EXERCISE AIM:
Pictures do not belong in the copy; restate the records below word for word.

** start DATA SHOWN **

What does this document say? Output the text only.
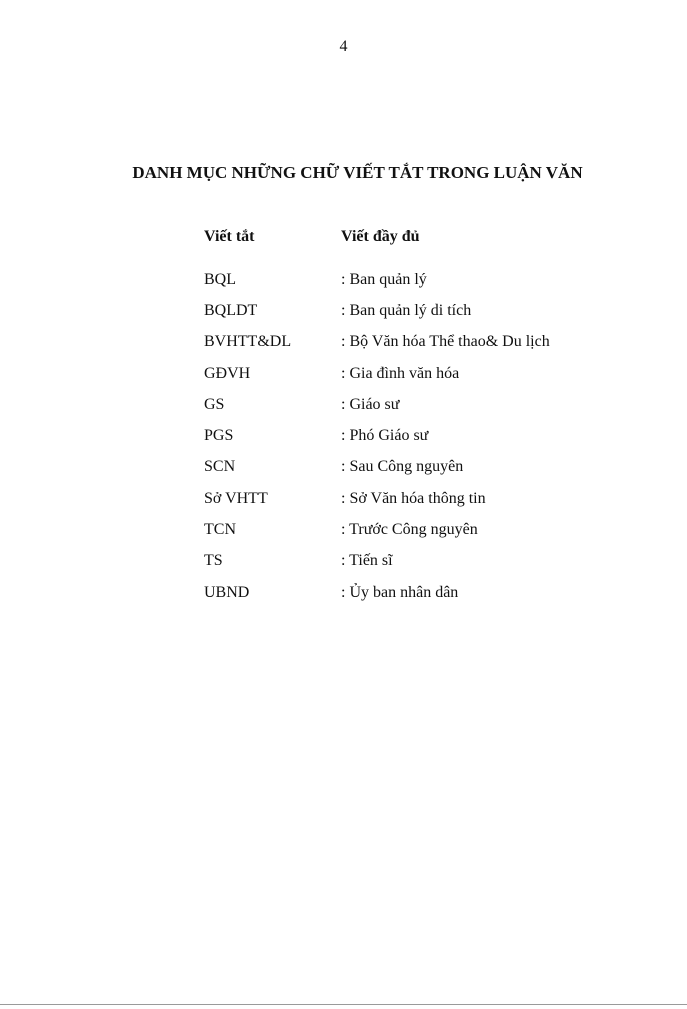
4
DANH MỤC NHỮNG CHỮ VIẾT TẮT TRONG LUẬN VĂN
Viết tắt	Viết đầy đủ
BQL	: Ban quản lý
BQLDT	: Ban quản lý di tích
BVHTT&DL	: Bộ Văn hóa Thể thao& Du lịch
GĐVH	: Gia đình văn hóa
GS	: Giáo sư
PGS	: Phó Giáo sư
SCN	: Sau Công nguyên
Sở VHTT	: Sở Văn hóa thông tin
TCN	: Trước Công nguyên
TS	: Tiến sĩ
UBND	: Ủy ban nhân dân
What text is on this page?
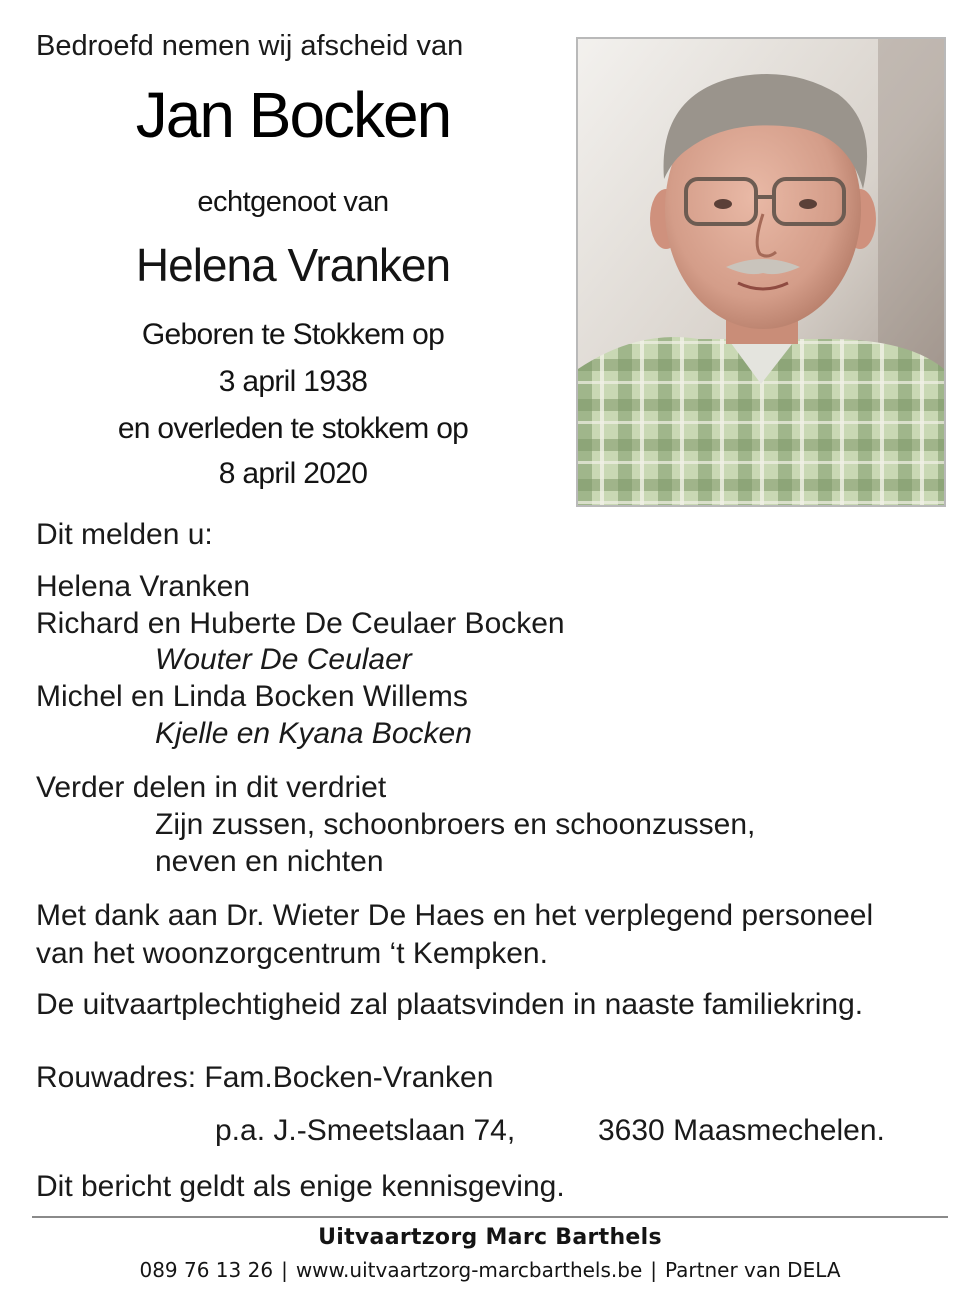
Bedroefd nemen wij afscheid van
Jan Bocken
echtgenoot van
Helena Vranken
Geboren te Stokkem op
3 april 1938
en overleden te stokkem op
8 april 2020
Dit melden u:
Helena Vranken
Richard en Huberte De Ceulaer Bocken
Wouter De Ceulaer
Michel en Linda Bocken Willems
Kjelle en Kyana Bocken
Verder delen in dit verdriet
Zijn zussen, schoonbroers en schoonzussen,
neven en nichten
Met dank aan Dr. Wieter De Haes en het verplegend personeel
van het woonzorgcentrum ‘t Kempken.
De uitvaartplechtigheid zal plaatsvinden in naaste familiekring.
Rouwadres: Fam.Bocken-Vranken
p.a. J.-Smeetslaan 74,	3630 Maasmechelen.
Dit bericht geldt als enige kennisgeving.
Uitvaartzorg Marc Barthels
089 76 13 26 | www.uitvaartzorg-marcbarthels.be | Partner van DELA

** end DATA SHOWN **

ANSWER TO THIS EXERCISE:
What does this document say? Output the text only.
4
DANH MỤC NHỮNG CHỮ VIẾT TẮT TRONG LUẬN VĂN
Viết tắt	Viết đầy đủ
BQL	: Ban quản lý
BQLDT	: Ban quản lý di tích
BVHTT&DL	: Bộ Văn hóa Thể thao& Du lịch
GĐVH	: Gia đình văn hóa
GS	: Giáo sư
PGS	: Phó Giáo sư
SCN	: Sau Công nguyên
Sở VHTT	: Sở Văn hóa thông tin
TCN	: Trước Công nguyên
TS	: Tiến sĩ
UBND	: Ủy ban nhân dân
What text is on this page?
Bedroefd nemen wij afscheid van
Jan Bocken
echtgenoot van
Helena Vranken
Geboren te Stokkem op
3 april 1938
en overleden te stokkem op
8 april 2020
Dit melden u:
Helena Vranken
Richard en Huberte De Ceulaer Bocken
Wouter De Ceulaer
Michel en Linda Bocken Willems
Kjelle en Kyana Bocken
Verder delen in dit verdriet
Zijn zussen, schoonbroers en schoonzussen,
neven en nichten
Met dank aan Dr. Wieter De Haes en het verplegend personeel
van het woonzorgcentrum ‘t Kempken.
De uitvaartplechtigheid zal plaatsvinden in naaste familiekring.
Rouwadres: Fam.Bocken-Vranken
p.a. J.-Smeetslaan 74,	3630 Maasmechelen.
Dit bericht geldt als enige kennisgeving.
Uitvaartzorg Marc Barthels
089 76 13 26 | www.uitvaartzorg-marcbarthels.be | Partner van DELA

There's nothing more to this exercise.